• What the task requires
Write out the data below in full, unchanged, minus the images.

-- -- --

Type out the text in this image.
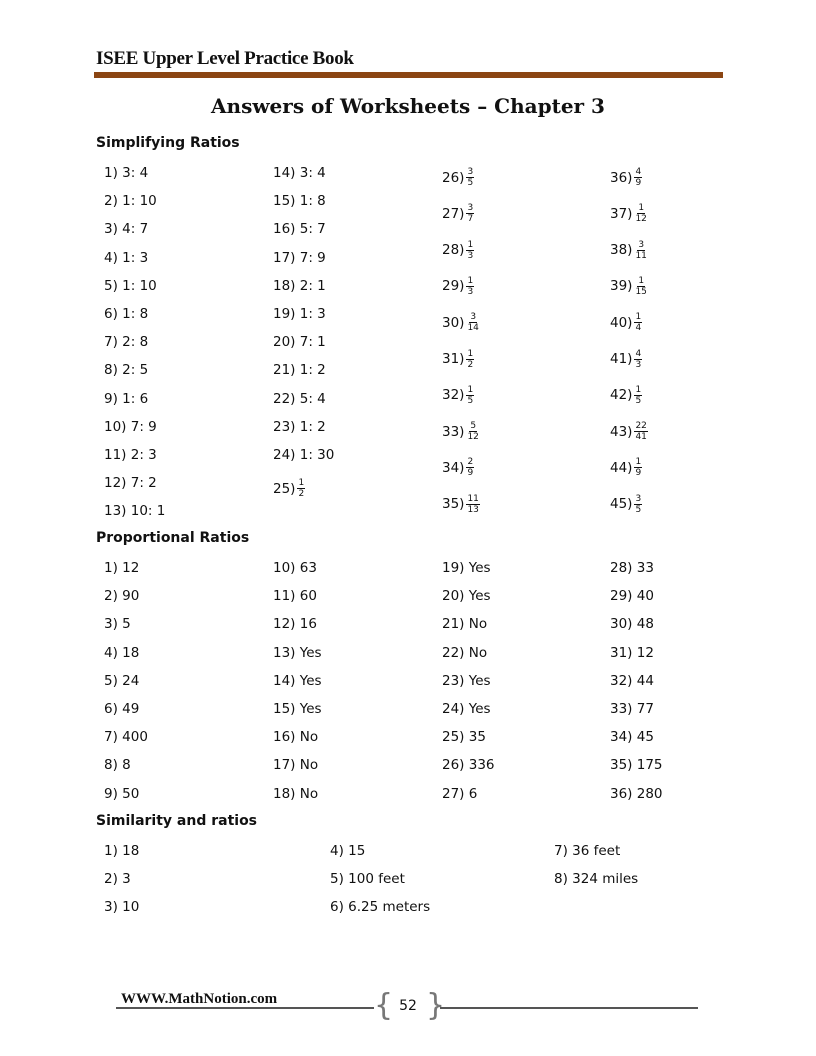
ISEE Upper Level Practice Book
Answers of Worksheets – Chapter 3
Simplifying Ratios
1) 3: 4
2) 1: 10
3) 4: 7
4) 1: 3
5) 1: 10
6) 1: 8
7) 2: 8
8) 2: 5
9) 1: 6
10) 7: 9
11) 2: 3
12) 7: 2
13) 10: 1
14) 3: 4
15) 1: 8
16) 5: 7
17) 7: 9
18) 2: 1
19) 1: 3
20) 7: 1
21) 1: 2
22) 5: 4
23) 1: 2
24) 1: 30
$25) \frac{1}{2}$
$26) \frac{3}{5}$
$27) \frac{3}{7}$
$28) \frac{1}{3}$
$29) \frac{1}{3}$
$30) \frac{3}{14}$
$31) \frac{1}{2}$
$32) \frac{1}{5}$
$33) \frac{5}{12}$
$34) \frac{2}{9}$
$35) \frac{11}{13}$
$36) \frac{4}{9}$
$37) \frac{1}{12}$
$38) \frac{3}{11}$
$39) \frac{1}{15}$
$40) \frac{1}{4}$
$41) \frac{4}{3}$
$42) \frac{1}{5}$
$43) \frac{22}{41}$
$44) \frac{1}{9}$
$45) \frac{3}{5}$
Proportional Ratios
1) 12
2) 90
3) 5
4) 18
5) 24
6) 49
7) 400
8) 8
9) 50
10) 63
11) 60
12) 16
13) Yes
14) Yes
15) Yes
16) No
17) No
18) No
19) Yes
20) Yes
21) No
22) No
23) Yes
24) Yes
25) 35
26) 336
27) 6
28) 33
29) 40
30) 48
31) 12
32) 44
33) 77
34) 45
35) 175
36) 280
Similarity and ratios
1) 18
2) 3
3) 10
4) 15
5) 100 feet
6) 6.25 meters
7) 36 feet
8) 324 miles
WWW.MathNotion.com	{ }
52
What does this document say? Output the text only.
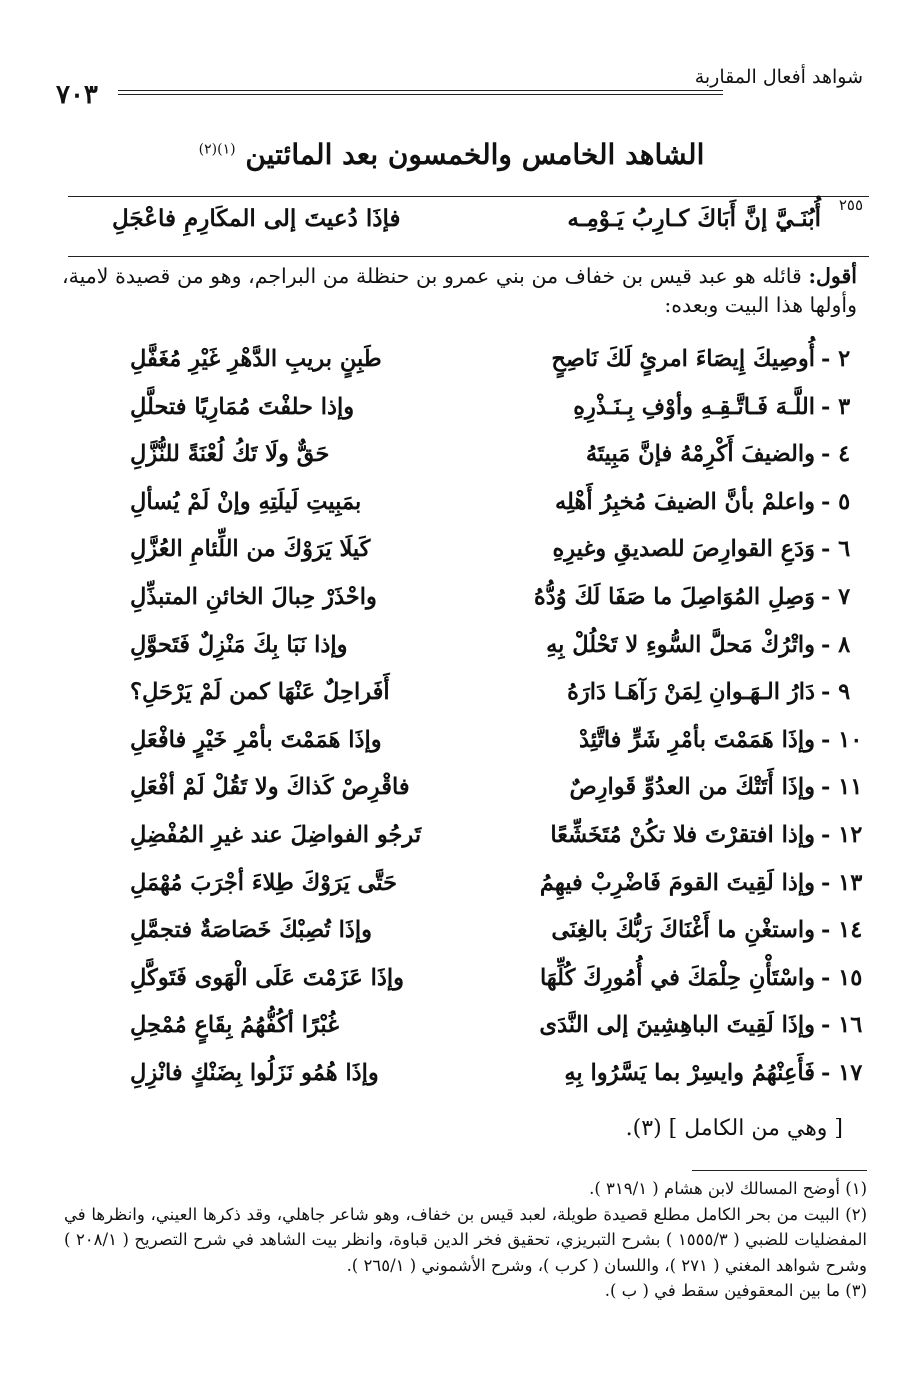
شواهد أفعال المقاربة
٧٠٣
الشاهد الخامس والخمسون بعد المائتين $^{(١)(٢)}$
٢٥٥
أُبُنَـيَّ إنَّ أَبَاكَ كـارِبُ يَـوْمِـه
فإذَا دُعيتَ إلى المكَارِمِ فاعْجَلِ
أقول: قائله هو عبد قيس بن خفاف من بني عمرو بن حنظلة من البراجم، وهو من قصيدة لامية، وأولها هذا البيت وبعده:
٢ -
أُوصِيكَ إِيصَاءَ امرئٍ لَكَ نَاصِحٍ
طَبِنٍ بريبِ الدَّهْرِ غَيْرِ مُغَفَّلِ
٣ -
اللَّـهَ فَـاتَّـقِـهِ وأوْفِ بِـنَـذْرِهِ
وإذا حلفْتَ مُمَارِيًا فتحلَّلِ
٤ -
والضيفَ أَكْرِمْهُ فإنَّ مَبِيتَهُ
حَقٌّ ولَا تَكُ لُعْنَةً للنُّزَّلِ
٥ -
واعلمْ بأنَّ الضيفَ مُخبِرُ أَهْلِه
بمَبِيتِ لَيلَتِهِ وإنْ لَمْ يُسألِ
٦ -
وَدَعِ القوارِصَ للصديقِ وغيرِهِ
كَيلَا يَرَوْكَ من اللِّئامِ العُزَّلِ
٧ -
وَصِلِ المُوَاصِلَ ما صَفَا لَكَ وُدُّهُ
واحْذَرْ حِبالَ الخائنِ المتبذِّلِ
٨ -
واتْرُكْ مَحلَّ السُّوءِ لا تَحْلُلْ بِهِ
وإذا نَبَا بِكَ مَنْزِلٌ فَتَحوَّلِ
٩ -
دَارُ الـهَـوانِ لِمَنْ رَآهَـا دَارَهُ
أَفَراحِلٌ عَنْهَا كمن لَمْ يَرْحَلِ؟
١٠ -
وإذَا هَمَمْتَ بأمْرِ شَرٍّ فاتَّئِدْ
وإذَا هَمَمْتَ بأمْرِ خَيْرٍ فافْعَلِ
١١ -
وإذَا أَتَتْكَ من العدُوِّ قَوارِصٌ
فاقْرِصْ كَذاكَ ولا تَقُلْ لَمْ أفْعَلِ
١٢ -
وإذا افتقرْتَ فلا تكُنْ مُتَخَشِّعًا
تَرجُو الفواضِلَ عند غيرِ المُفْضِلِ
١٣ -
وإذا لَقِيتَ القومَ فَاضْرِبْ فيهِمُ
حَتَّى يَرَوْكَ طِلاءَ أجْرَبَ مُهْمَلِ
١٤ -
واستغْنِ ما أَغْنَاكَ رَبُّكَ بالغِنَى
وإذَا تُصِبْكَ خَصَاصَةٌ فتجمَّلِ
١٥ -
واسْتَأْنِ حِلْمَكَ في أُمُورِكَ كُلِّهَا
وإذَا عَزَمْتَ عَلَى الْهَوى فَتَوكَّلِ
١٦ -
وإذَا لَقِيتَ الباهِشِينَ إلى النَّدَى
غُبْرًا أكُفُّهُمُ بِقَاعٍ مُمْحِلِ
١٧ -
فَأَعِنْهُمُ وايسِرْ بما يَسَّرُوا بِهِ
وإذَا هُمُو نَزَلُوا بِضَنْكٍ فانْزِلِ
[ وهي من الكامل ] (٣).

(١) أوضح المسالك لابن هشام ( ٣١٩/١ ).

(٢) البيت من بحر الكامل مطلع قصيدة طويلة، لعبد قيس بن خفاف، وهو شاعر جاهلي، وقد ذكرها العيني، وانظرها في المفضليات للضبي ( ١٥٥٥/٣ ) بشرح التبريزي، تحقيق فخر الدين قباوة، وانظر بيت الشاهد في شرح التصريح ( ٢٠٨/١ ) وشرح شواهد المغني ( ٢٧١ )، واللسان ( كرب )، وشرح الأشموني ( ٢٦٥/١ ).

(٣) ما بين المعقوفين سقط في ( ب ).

-- -- --

• Final result
Type out the text in this image.
ISEE Upper Level Practice Book
Answers of Worksheets – Chapter 3
Simplifying Ratios
1) 3: 4
2) 1: 10
3) 4: 7
4) 1: 3
5) 1: 10
6) 1: 8
7) 2: 8
8) 2: 5
9) 1: 6
10) 7: 9
11) 2: 3
12) 7: 2
13) 10: 1
14) 3: 4
15) 1: 8
16) 5: 7
17) 7: 9
18) 2: 1
19) 1: 3
20) 7: 1
21) 1: 2
22) 5: 4
23) 1: 2
24) 1: 30
$25) \frac{1}{2}$
$26) \frac{3}{5}$
$27) \frac{3}{7}$
$28) \frac{1}{3}$
$29) \frac{1}{3}$
$30) \frac{3}{14}$
$31) \frac{1}{2}$
$32) \frac{1}{5}$
$33) \frac{5}{12}$
$34) \frac{2}{9}$
$35) \frac{11}{13}$
$36) \frac{4}{9}$
$37) \frac{1}{12}$
$38) \frac{3}{11}$
$39) \frac{1}{15}$
$40) \frac{1}{4}$
$41) \frac{4}{3}$
$42) \frac{1}{5}$
$43) \frac{22}{41}$
$44) \frac{1}{9}$
$45) \frac{3}{5}$
Proportional Ratios
1) 12
2) 90
3) 5
4) 18
5) 24
6) 49
7) 400
8) 8
9) 50
10) 63
11) 60
12) 16
13) Yes
14) Yes
15) Yes
16) No
17) No
18) No
19) Yes
20) Yes
21) No
22) No
23) Yes
24) Yes
25) 35
26) 336
27) 6
28) 33
29) 40
30) 48
31) 12
32) 44
33) 77
34) 45
35) 175
36) 280
Similarity and ratios
1) 18
2) 3
3) 10
4) 15
5) 100 feet
6) 6.25 meters
7) 36 feet
8) 324 miles
WWW.MathNotion.com	{ }
52
What does this document say? Output the text only.
شواهد أفعال المقاربة
٧٠٣
الشاهد الخامس والخمسون بعد المائتين $^{(١)(٢)}$
٢٥٥
أُبُنَـيَّ إنَّ أَبَاكَ كـارِبُ يَـوْمِـه
فإذَا دُعيتَ إلى المكَارِمِ فاعْجَلِ
أقول: قائله هو عبد قيس بن خفاف من بني عمرو بن حنظلة من البراجم، وهو من قصيدة لامية، وأولها هذا البيت وبعده:
٢ -
أُوصِيكَ إِيصَاءَ امرئٍ لَكَ نَاصِحٍ
طَبِنٍ بريبِ الدَّهْرِ غَيْرِ مُغَفَّلِ
٣ -
اللَّـهَ فَـاتَّـقِـهِ وأوْفِ بِـنَـذْرِهِ
وإذا حلفْتَ مُمَارِيًا فتحلَّلِ
٤ -
والضيفَ أَكْرِمْهُ فإنَّ مَبِيتَهُ
حَقٌّ ولَا تَكُ لُعْنَةً للنُّزَّلِ
٥ -
واعلمْ بأنَّ الضيفَ مُخبِرُ أَهْلِه
بمَبِيتِ لَيلَتِهِ وإنْ لَمْ يُسألِ
٦ -
وَدَعِ القوارِصَ للصديقِ وغيرِهِ
كَيلَا يَرَوْكَ من اللِّئامِ العُزَّلِ
٧ -
وَصِلِ المُوَاصِلَ ما صَفَا لَكَ وُدُّهُ
واحْذَرْ حِبالَ الخائنِ المتبذِّلِ
٨ -
واتْرُكْ مَحلَّ السُّوءِ لا تَحْلُلْ بِهِ
وإذا نَبَا بِكَ مَنْزِلٌ فَتَحوَّلِ
٩ -
دَارُ الـهَـوانِ لِمَنْ رَآهَـا دَارَهُ
أَفَراحِلٌ عَنْهَا كمن لَمْ يَرْحَلِ؟
١٠ -
وإذَا هَمَمْتَ بأمْرِ شَرٍّ فاتَّئِدْ
وإذَا هَمَمْتَ بأمْرِ خَيْرٍ فافْعَلِ
١١ -
وإذَا أَتَتْكَ من العدُوِّ قَوارِصٌ
فاقْرِصْ كَذاكَ ولا تَقُلْ لَمْ أفْعَلِ
١٢ -
وإذا افتقرْتَ فلا تكُنْ مُتَخَشِّعًا
تَرجُو الفواضِلَ عند غيرِ المُفْضِلِ
١٣ -
وإذا لَقِيتَ القومَ فَاضْرِبْ فيهِمُ
حَتَّى يَرَوْكَ طِلاءَ أجْرَبَ مُهْمَلِ
١٤ -
واستغْنِ ما أَغْنَاكَ رَبُّكَ بالغِنَى
وإذَا تُصِبْكَ خَصَاصَةٌ فتجمَّلِ
١٥ -
واسْتَأْنِ حِلْمَكَ في أُمُورِكَ كُلِّهَا
وإذَا عَزَمْتَ عَلَى الْهَوى فَتَوكَّلِ
١٦ -
وإذَا لَقِيتَ الباهِشِينَ إلى النَّدَى
غُبْرًا أكُفُّهُمُ بِقَاعٍ مُمْحِلِ
١٧ -
فَأَعِنْهُمُ وايسِرْ بما يَسَّرُوا بِهِ
وإذَا هُمُو نَزَلُوا بِضَنْكٍ فانْزِلِ
[ وهي من الكامل ] (٣).

(١) أوضح المسالك لابن هشام ( ٣١٩/١ ).

(٢) البيت من بحر الكامل مطلع قصيدة طويلة، لعبد قيس بن خفاف، وهو شاعر جاهلي، وقد ذكرها العيني، وانظرها في المفضليات للضبي ( ١٥٥٥/٣ ) بشرح التبريزي، تحقيق فخر الدين قباوة، وانظر بيت الشاهد في شرح التصريح ( ٢٠٨/١ ) وشرح شواهد المغني ( ٢٧١ )، واللسان ( كرب )، وشرح الأشموني ( ٢٦٥/١ ).

(٣) ما بين المعقوفين سقط في ( ب ).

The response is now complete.